Directive
Go through the listing and copy every line word for word.

Figure content listings

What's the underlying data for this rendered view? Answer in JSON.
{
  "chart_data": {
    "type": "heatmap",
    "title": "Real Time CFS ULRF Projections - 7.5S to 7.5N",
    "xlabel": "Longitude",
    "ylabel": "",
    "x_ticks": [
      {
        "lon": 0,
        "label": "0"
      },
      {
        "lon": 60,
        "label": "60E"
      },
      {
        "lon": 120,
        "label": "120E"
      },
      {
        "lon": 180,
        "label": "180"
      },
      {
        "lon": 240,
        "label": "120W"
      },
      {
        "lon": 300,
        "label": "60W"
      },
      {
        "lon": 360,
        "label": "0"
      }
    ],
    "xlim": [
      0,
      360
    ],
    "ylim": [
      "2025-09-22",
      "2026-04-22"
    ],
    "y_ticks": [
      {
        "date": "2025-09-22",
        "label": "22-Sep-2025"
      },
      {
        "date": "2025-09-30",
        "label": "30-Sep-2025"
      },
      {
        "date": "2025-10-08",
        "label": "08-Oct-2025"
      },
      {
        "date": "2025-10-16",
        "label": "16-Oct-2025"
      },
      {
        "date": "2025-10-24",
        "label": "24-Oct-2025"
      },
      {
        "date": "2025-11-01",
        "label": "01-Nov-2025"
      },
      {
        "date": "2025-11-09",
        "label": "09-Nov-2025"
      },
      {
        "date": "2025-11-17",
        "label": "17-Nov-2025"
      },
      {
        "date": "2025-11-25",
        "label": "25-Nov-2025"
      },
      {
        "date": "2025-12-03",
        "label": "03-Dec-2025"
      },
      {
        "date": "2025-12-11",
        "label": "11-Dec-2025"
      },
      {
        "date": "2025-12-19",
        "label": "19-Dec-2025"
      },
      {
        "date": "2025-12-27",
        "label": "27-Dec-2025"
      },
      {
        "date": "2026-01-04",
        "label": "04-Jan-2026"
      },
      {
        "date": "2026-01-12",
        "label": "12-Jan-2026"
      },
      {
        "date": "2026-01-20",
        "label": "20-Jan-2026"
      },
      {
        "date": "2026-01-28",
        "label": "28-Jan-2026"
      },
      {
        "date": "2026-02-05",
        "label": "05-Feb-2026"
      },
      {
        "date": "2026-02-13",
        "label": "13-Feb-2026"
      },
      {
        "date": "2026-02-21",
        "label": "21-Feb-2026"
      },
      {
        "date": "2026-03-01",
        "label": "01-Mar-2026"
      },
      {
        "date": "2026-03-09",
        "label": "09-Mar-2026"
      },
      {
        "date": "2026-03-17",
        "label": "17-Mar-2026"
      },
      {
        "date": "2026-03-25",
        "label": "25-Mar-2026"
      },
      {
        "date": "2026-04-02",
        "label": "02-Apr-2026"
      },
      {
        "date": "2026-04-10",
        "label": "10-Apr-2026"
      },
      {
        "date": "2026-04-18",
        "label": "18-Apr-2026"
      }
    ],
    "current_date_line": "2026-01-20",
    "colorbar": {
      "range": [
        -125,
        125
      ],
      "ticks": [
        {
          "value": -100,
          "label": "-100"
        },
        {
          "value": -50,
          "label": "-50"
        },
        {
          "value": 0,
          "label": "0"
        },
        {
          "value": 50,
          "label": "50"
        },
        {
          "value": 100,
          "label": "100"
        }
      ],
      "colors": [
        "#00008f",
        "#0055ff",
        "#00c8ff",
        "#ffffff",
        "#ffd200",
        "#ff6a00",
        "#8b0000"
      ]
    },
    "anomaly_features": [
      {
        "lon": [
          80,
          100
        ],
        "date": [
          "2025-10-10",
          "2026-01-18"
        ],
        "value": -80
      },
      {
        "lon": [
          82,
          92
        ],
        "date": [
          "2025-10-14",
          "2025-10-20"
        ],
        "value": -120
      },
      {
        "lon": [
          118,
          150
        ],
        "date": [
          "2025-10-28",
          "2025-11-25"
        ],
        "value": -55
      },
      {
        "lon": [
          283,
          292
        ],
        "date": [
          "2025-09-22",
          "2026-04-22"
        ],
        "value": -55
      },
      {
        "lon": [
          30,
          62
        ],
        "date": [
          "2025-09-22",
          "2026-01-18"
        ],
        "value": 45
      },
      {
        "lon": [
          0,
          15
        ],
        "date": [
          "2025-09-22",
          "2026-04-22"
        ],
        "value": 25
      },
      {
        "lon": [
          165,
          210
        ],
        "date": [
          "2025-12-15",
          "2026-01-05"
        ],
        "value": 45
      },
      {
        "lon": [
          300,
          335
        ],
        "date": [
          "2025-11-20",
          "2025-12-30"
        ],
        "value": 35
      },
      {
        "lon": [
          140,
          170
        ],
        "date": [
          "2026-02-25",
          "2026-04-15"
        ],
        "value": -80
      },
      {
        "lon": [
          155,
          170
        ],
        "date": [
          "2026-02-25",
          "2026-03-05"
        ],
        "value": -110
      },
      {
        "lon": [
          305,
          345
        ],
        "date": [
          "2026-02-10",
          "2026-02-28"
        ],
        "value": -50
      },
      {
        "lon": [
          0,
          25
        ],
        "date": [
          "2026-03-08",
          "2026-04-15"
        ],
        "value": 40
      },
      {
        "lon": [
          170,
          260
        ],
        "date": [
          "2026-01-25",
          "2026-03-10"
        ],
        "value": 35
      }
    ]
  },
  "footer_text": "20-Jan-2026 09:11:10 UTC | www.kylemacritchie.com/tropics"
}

Task output
What's the underlying data for this rendered view? Answer in JSON.
{
  "chart_data": {
    "type": "heatmap",
    "title": "Real Time CFS ULRF Projections - 7.5S to 7.5N",
    "xlabel": "Longitude",
    "ylabel": "",
    "x_ticks": [
      {
        "lon": 0,
        "label": "0"
      },
      {
        "lon": 60,
        "label": "60E"
      },
      {
        "lon": 120,
        "label": "120E"
      },
      {
        "lon": 180,
        "label": "180"
      },
      {
        "lon": 240,
        "label": "120W"
      },
      {
        "lon": 300,
        "label": "60W"
      },
      {
        "lon": 360,
        "label": "0"
      }
    ],
    "xlim": [
      0,
      360
    ],
    "ylim": [
      "2025-09-22",
      "2026-04-22"
    ],
    "y_ticks": [
      {
        "date": "2025-09-22",
        "label": "22-Sep-2025"
      },
      {
        "date": "2025-09-30",
        "label": "30-Sep-2025"
      },
      {
        "date": "2025-10-08",
        "label": "08-Oct-2025"
      },
      {
        "date": "2025-10-16",
        "label": "16-Oct-2025"
      },
      {
        "date": "2025-10-24",
        "label": "24-Oct-2025"
      },
      {
        "date": "2025-11-01",
        "label": "01-Nov-2025"
      },
      {
        "date": "2025-11-09",
        "label": "09-Nov-2025"
      },
      {
        "date": "2025-11-17",
        "label": "17-Nov-2025"
      },
      {
        "date": "2025-11-25",
        "label": "25-Nov-2025"
      },
      {
        "date": "2025-12-03",
        "label": "03-Dec-2025"
      },
      {
        "date": "2025-12-11",
        "label": "11-Dec-2025"
      },
      {
        "date": "2025-12-19",
        "label": "19-Dec-2025"
      },
      {
        "date": "2025-12-27",
        "label": "27-Dec-2025"
      },
      {
        "date": "2026-01-04",
        "label": "04-Jan-2026"
      },
      {
        "date": "2026-01-12",
        "label": "12-Jan-2026"
      },
      {
        "date": "2026-01-20",
        "label": "20-Jan-2026"
      },
      {
        "date": "2026-01-28",
        "label": "28-Jan-2026"
      },
      {
        "date": "2026-02-05",
        "label": "05-Feb-2026"
      },
      {
        "date": "2026-02-13",
        "label": "13-Feb-2026"
      },
      {
        "date": "2026-02-21",
        "label": "21-Feb-2026"
      },
      {
        "date": "2026-03-01",
        "label": "01-Mar-2026"
      },
      {
        "date": "2026-03-09",
        "label": "09-Mar-2026"
      },
      {
        "date": "2026-03-17",
        "label": "17-Mar-2026"
      },
      {
        "date": "2026-03-25",
        "label": "25-Mar-2026"
      },
      {
        "date": "2026-04-02",
        "label": "02-Apr-2026"
      },
      {
        "date": "2026-04-10",
        "label": "10-Apr-2026"
      },
      {
        "date": "2026-04-18",
        "label": "18-Apr-2026"
      }
    ],
    "current_date_line": "2026-01-20",
    "colorbar": {
      "range": [
        -125,
        125
      ],
      "ticks": [
        {
          "value": -100,
          "label": "-100"
        },
        {
          "value": -50,
          "label": "-50"
        },
        {
          "value": 0,
          "label": "0"
        },
        {
          "value": 50,
          "label": "50"
        },
        {
          "value": 100,
          "label": "100"
        }
      ],
      "colors": [
        "#00008f",
        "#0055ff",
        "#00c8ff",
        "#ffffff",
        "#ffd200",
        "#ff6a00",
        "#8b0000"
      ]
    },
    "anomaly_features": [
      {
        "lon": [
          80,
          100
        ],
        "date": [
          "2025-10-10",
          "2026-01-18"
        ],
        "value": -80
      },
      {
        "lon": [
          82,
          92
        ],
        "date": [
          "2025-10-14",
          "2025-10-20"
        ],
        "value": -120
      },
      {
        "lon": [
          118,
          150
        ],
        "date": [
          "2025-10-28",
          "2025-11-25"
        ],
        "value": -55
      },
      {
        "lon": [
          283,
          292
        ],
        "date": [
          "2025-09-22",
          "2026-04-22"
        ],
        "value": -55
      },
      {
        "lon": [
          30,
          62
        ],
        "date": [
          "2025-09-22",
          "2026-01-18"
        ],
        "value": 45
      },
      {
        "lon": [
          0,
          15
        ],
        "date": [
          "2025-09-22",
          "2026-04-22"
        ],
        "value": 25
      },
      {
        "lon": [
          165,
          210
        ],
        "date": [
          "2025-12-15",
          "2026-01-05"
        ],
        "value": 45
      },
      {
        "lon": [
          300,
          335
        ],
        "date": [
          "2025-11-20",
          "2025-12-30"
        ],
        "value": 35
      },
      {
        "lon": [
          140,
          170
        ],
        "date": [
          "2026-02-25",
          "2026-04-15"
        ],
        "value": -80
      },
      {
        "lon": [
          155,
          170
        ],
        "date": [
          "2026-02-25",
          "2026-03-05"
        ],
        "value": -110
      },
      {
        "lon": [
          305,
          345
        ],
        "date": [
          "2026-02-10",
          "2026-02-28"
        ],
        "value": -50
      },
      {
        "lon": [
          0,
          25
        ],
        "date": [
          "2026-03-08",
          "2026-04-15"
        ],
        "value": 40
      },
      {
        "lon": [
          170,
          260
        ],
        "date": [
          "2026-01-25",
          "2026-03-10"
        ],
        "value": 35
      }
    ]
  },
  "footer_text": "20-Jan-2026 09:11:10 UTC | www.kylemacritchie.com/tropics"
}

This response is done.